The records that follow are to be repeated exactly, with the pictures removed.

** begin Working data **

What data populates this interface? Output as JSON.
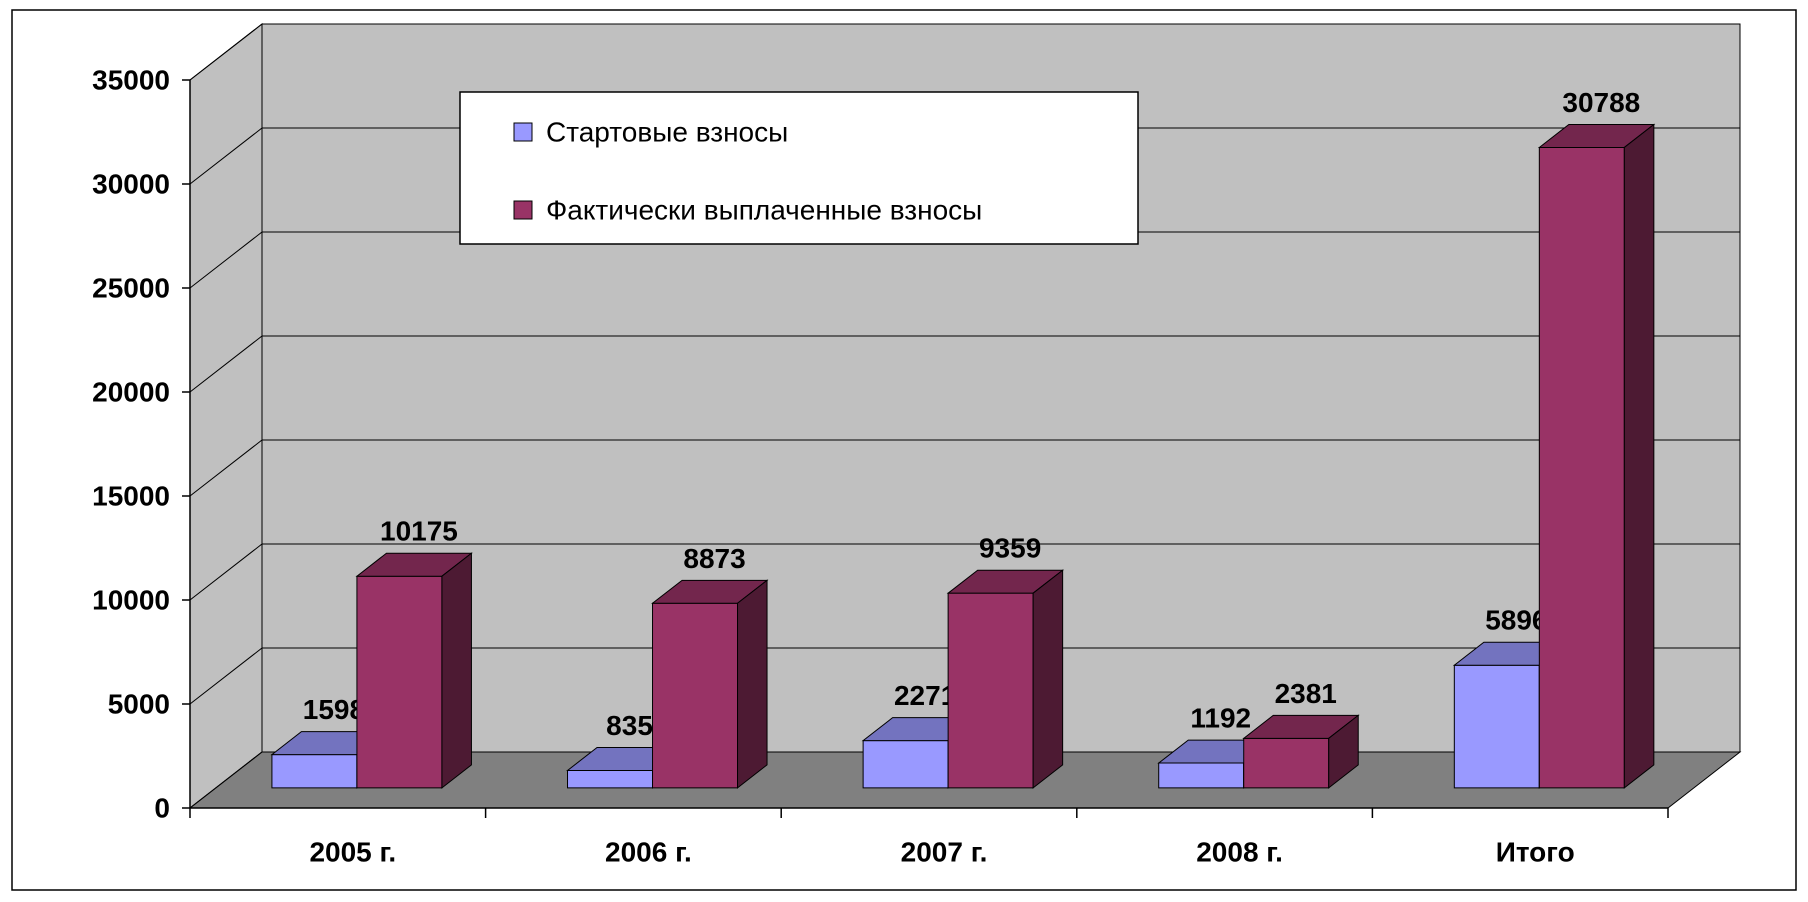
{
  "chart_data": {
    "type": "bar3d",
    "categories": [
      "2005 г.",
      "2006 г.",
      "2007 г.",
      "2008 г.",
      "Итого"
    ],
    "series": [
      {
        "name": "Стартовые взносы",
        "color": "#9999ff",
        "values": [
          1598,
          835,
          2271,
          1192,
          5896
        ]
      },
      {
        "name": "Фактически выплаченные взносы",
        "color": "#993366",
        "values": [
          10175,
          8873,
          9359,
          2381,
          30788
        ]
      }
    ],
    "ylim": [
      0,
      35000
    ],
    "yticks": [
      0,
      5000,
      10000,
      15000,
      20000,
      25000,
      30000,
      35000
    ],
    "grid": true,
    "legend": "top"
  }
}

** end Working data **

**The solution**
What data populates this interface? Output as JSON.
{
  "chart_data": {
    "type": "bar3d",
    "categories": [
      "2005 г.",
      "2006 г.",
      "2007 г.",
      "2008 г.",
      "Итого"
    ],
    "series": [
      {
        "name": "Стартовые взносы",
        "color": "#9999ff",
        "values": [
          1598,
          835,
          2271,
          1192,
          5896
        ]
      },
      {
        "name": "Фактически выплаченные взносы",
        "color": "#993366",
        "values": [
          10175,
          8873,
          9359,
          2381,
          30788
        ]
      }
    ],
    "ylim": [
      0,
      35000
    ],
    "yticks": [
      0,
      5000,
      10000,
      15000,
      20000,
      25000,
      30000,
      35000
    ],
    "grid": true,
    "legend": "top"
  }
}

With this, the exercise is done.